DIRECTIVE:
Read the material below and tally how many lines hold the word "JSON", giving the number and nothing else.

RECORDS FOR THIS EXERCISE:

— Start —

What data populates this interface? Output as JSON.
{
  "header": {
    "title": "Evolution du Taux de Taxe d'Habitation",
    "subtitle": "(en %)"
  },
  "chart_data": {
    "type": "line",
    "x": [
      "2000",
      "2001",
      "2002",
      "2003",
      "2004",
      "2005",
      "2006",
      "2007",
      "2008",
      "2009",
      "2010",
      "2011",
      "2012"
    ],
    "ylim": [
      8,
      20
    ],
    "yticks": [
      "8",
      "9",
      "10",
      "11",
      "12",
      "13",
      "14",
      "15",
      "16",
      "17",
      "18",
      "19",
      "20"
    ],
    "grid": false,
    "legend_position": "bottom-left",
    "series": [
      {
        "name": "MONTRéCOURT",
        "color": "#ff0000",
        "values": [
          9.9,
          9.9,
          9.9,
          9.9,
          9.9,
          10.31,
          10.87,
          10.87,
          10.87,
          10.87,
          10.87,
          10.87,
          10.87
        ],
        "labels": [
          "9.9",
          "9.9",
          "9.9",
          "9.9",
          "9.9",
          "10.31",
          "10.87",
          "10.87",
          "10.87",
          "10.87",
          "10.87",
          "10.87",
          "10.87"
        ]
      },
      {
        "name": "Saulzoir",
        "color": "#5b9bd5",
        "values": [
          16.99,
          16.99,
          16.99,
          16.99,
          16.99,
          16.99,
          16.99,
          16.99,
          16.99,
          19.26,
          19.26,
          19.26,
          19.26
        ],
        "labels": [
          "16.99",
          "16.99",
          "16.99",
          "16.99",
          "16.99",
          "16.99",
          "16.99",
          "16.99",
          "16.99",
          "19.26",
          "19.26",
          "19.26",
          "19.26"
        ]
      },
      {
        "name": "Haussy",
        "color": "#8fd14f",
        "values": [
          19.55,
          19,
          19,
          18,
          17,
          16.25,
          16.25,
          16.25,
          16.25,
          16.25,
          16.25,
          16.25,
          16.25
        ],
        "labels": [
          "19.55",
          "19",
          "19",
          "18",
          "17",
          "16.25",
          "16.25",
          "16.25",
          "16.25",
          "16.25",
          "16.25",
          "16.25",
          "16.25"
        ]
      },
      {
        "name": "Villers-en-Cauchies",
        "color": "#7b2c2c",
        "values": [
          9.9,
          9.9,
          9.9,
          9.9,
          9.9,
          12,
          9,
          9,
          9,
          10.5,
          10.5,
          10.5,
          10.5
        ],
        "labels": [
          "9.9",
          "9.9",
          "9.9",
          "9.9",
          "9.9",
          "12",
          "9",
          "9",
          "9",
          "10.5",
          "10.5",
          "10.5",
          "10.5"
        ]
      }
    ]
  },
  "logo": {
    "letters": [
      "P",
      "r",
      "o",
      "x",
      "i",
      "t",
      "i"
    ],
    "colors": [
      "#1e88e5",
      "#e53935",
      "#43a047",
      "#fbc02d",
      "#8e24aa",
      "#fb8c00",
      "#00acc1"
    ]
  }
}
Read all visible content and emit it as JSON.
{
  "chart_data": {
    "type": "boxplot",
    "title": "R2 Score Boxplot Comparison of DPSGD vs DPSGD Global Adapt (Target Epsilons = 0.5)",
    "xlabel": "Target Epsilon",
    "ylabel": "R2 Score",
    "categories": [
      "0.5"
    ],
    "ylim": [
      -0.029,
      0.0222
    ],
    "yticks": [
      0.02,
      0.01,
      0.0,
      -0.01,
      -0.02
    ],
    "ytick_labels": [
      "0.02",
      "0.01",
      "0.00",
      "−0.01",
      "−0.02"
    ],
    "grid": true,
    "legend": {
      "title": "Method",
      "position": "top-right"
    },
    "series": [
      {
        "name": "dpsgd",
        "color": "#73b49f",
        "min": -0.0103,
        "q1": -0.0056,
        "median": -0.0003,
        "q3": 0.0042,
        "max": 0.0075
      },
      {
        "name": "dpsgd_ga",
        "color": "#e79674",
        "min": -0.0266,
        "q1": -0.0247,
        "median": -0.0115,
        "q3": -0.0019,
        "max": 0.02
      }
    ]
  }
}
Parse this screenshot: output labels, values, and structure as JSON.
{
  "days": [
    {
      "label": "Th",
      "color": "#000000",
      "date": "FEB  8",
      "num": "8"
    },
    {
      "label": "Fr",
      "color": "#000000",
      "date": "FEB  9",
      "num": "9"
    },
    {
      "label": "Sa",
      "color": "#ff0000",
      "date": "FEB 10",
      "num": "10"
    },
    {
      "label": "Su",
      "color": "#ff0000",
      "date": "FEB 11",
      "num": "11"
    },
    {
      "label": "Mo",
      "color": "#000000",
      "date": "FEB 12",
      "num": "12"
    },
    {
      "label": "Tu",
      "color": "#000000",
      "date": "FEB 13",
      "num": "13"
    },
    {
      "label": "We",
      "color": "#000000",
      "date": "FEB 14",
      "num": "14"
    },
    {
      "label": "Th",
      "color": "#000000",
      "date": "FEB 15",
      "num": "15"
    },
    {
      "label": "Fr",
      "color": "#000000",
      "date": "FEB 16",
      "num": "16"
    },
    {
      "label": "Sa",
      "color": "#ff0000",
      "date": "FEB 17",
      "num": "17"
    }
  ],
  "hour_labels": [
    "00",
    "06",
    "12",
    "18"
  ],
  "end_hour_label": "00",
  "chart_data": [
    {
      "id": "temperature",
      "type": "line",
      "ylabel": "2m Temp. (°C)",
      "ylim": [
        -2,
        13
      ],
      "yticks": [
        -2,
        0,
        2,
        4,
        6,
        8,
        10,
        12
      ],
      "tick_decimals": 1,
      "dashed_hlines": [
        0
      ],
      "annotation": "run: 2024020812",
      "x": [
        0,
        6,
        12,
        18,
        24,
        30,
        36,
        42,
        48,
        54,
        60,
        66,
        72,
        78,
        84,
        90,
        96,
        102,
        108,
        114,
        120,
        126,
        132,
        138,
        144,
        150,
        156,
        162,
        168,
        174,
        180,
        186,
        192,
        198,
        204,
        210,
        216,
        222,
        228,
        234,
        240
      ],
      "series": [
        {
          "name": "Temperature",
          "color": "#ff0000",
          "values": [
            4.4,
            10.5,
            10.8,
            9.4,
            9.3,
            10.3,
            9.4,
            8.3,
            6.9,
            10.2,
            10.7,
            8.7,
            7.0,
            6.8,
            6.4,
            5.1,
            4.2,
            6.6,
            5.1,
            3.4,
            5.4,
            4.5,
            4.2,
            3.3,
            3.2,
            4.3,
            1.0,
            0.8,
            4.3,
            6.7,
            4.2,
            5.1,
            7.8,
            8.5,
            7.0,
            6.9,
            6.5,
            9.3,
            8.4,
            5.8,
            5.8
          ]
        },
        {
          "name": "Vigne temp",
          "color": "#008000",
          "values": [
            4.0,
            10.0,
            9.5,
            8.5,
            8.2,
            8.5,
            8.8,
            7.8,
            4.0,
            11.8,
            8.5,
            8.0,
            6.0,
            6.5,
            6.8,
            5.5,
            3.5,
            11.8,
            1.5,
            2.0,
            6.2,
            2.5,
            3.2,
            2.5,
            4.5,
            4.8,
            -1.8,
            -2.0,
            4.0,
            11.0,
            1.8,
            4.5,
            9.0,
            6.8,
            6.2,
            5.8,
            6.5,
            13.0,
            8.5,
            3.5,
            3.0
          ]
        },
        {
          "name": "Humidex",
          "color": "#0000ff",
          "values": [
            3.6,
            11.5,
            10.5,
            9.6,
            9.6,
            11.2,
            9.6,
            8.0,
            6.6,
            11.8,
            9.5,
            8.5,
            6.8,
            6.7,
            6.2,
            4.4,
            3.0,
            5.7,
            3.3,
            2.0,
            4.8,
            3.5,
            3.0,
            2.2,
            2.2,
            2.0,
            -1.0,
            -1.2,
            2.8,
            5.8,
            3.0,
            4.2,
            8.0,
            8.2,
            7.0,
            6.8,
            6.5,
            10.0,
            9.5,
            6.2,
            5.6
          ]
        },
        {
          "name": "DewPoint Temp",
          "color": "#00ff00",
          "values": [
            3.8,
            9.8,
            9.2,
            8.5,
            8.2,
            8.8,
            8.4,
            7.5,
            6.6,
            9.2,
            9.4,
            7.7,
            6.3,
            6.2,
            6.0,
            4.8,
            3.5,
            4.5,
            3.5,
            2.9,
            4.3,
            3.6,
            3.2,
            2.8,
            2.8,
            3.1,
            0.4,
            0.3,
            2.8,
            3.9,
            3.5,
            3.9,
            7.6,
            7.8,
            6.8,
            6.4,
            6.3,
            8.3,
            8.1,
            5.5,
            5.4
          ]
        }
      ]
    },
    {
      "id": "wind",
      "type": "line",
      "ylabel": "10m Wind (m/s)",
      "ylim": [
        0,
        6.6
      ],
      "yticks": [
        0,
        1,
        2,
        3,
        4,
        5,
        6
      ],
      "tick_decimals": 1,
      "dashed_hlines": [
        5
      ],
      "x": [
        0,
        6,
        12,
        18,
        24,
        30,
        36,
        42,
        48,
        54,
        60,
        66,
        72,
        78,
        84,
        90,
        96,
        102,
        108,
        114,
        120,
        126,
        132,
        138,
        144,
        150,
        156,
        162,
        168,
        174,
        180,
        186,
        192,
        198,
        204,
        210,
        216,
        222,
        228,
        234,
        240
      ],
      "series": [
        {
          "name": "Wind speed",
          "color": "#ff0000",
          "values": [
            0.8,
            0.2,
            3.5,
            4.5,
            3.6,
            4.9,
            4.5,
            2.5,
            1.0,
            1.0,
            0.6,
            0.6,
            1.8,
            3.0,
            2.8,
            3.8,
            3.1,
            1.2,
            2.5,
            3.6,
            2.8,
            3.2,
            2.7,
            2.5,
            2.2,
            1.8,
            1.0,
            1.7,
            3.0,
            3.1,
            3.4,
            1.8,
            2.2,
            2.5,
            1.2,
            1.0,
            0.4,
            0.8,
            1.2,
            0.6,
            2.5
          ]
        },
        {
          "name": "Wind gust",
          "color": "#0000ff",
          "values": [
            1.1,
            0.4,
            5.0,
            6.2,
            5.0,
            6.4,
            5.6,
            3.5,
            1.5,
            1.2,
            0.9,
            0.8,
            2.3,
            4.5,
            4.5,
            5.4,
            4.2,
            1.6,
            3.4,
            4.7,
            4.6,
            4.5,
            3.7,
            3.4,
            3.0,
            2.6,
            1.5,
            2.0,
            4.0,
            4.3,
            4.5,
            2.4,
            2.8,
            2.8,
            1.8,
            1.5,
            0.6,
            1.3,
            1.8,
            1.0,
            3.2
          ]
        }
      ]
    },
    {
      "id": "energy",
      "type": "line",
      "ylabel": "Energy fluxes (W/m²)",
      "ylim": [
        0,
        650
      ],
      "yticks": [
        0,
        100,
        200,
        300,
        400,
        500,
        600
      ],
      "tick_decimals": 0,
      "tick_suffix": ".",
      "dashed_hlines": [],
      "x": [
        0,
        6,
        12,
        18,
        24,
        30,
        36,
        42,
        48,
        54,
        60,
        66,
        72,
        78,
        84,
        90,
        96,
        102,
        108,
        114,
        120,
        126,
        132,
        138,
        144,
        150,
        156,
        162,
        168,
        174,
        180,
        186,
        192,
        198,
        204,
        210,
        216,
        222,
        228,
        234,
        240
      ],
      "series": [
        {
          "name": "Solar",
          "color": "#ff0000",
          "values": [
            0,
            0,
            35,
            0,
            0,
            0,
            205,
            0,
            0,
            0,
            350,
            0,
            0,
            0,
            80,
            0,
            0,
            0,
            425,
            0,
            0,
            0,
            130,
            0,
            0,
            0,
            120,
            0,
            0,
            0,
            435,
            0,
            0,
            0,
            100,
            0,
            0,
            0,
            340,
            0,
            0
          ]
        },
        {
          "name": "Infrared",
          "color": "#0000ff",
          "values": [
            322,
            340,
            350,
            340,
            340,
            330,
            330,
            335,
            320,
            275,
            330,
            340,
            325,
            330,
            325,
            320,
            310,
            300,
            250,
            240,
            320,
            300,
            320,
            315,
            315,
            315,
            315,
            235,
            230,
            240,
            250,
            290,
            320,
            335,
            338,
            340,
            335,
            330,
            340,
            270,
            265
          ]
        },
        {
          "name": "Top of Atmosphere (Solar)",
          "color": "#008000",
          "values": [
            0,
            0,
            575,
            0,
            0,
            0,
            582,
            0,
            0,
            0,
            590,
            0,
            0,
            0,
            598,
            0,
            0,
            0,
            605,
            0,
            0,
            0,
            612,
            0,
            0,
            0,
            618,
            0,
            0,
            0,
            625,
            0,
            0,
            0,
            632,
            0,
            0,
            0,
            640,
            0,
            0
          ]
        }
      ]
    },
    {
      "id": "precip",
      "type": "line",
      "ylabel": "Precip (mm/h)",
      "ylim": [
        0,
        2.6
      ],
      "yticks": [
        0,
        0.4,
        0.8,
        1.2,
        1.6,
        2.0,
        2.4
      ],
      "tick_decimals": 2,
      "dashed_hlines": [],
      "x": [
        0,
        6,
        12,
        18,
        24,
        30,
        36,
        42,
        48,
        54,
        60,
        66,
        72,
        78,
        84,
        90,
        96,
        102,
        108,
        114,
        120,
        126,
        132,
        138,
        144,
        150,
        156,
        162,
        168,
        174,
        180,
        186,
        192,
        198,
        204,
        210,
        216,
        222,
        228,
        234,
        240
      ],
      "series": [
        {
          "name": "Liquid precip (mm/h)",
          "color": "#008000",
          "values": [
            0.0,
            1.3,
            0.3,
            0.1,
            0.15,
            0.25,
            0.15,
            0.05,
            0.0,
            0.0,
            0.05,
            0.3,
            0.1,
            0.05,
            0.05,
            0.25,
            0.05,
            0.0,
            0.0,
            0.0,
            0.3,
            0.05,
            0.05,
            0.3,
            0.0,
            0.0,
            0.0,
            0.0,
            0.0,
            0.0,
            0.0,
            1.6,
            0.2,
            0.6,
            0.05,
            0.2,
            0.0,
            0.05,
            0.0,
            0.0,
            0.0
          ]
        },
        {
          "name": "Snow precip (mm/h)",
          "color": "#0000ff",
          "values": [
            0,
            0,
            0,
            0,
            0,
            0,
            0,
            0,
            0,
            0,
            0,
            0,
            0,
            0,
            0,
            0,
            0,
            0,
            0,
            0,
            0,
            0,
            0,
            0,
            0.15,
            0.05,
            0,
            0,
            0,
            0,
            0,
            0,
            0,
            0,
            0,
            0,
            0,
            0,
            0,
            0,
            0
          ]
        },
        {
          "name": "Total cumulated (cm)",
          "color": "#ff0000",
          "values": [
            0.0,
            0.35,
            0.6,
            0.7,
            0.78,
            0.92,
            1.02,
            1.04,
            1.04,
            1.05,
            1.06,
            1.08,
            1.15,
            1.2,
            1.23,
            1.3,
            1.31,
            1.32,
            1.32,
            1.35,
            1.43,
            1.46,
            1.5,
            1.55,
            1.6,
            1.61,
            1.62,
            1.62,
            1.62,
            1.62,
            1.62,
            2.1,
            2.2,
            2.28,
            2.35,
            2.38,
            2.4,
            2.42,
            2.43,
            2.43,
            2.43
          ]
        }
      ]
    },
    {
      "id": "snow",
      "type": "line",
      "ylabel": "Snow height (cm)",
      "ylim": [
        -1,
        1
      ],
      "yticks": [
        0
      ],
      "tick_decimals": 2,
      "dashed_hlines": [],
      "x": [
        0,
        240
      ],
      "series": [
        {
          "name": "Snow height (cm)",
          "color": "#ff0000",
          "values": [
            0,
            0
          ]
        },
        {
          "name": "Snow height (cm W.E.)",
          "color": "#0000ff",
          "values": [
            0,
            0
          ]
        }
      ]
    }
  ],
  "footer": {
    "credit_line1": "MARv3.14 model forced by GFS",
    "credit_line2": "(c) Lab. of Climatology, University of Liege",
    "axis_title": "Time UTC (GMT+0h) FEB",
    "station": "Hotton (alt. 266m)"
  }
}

— End —

COMPLETED EXERCISE:
3